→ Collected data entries
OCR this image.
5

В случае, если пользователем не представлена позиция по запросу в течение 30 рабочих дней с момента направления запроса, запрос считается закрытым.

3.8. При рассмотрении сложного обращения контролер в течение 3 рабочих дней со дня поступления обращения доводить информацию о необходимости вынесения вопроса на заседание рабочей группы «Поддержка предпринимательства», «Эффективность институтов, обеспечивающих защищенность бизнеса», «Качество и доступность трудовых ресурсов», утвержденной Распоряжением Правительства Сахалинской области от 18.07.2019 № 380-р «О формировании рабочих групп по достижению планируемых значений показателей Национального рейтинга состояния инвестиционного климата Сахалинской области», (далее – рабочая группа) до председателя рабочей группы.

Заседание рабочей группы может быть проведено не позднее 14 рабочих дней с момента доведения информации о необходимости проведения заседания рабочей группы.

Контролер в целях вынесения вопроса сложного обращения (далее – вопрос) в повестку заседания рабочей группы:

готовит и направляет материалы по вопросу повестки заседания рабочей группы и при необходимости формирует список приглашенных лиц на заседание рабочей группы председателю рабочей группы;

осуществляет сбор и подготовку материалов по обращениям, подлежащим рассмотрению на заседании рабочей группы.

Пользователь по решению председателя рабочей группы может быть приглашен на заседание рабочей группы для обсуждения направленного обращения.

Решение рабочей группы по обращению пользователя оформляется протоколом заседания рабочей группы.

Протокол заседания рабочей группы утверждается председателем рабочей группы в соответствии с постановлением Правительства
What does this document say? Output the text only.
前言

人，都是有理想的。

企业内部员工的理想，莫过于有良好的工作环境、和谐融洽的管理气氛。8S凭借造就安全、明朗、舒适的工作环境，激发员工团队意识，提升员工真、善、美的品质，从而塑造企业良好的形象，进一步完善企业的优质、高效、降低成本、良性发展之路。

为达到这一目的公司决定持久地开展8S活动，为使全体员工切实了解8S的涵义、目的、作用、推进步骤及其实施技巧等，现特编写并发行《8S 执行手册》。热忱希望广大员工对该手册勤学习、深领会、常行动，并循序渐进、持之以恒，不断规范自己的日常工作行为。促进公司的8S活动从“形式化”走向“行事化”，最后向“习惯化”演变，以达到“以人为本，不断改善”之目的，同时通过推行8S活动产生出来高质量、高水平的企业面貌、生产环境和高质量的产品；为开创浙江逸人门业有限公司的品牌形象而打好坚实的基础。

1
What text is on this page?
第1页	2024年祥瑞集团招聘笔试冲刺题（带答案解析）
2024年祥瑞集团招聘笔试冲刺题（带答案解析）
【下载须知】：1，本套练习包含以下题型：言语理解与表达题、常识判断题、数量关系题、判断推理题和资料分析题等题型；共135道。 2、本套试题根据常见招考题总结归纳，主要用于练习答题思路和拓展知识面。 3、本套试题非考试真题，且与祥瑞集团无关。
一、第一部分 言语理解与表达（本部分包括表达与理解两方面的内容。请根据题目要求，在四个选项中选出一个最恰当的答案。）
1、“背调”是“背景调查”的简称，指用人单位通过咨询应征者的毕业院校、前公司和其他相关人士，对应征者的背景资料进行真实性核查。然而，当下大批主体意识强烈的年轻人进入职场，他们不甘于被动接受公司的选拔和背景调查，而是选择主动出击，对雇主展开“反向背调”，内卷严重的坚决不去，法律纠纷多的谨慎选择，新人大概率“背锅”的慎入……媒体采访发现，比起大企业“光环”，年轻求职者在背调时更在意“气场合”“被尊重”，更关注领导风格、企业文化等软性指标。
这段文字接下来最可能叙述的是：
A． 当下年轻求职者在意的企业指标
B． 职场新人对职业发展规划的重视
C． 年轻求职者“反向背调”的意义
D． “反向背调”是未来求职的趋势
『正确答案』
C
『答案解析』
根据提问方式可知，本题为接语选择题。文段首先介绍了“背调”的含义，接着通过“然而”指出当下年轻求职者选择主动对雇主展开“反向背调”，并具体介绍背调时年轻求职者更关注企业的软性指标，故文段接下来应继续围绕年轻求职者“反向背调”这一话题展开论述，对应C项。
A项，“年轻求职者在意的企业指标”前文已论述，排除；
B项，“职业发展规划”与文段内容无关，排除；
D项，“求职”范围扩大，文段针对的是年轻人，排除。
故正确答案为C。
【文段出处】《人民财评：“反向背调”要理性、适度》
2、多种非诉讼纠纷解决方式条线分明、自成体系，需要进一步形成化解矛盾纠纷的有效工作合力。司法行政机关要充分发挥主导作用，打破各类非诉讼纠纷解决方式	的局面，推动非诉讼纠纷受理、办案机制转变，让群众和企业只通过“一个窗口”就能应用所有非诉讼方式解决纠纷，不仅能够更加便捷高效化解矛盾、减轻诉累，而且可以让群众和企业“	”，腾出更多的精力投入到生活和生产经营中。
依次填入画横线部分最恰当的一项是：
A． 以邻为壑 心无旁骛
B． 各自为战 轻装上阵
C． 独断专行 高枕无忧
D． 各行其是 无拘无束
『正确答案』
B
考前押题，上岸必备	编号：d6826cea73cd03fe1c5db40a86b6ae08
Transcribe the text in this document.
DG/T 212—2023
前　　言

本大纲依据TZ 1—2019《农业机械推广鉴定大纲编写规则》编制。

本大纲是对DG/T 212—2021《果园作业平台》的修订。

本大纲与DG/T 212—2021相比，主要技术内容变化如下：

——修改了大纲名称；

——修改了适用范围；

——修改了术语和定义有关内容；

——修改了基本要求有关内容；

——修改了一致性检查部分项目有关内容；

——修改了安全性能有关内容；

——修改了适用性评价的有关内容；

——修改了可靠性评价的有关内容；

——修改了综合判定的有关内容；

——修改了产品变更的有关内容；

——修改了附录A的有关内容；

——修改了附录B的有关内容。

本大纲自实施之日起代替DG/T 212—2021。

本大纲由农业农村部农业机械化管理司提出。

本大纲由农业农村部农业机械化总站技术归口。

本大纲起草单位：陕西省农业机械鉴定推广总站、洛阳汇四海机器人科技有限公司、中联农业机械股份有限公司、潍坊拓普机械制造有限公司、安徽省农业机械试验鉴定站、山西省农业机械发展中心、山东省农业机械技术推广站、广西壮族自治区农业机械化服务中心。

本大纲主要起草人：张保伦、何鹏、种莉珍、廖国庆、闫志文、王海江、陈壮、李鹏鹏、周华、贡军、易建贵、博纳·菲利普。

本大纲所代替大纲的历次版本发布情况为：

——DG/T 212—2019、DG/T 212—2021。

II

→ Requirements
Within the entries above, work out how many lines contain the word "this". The number alone is the answer.

→ Answer
4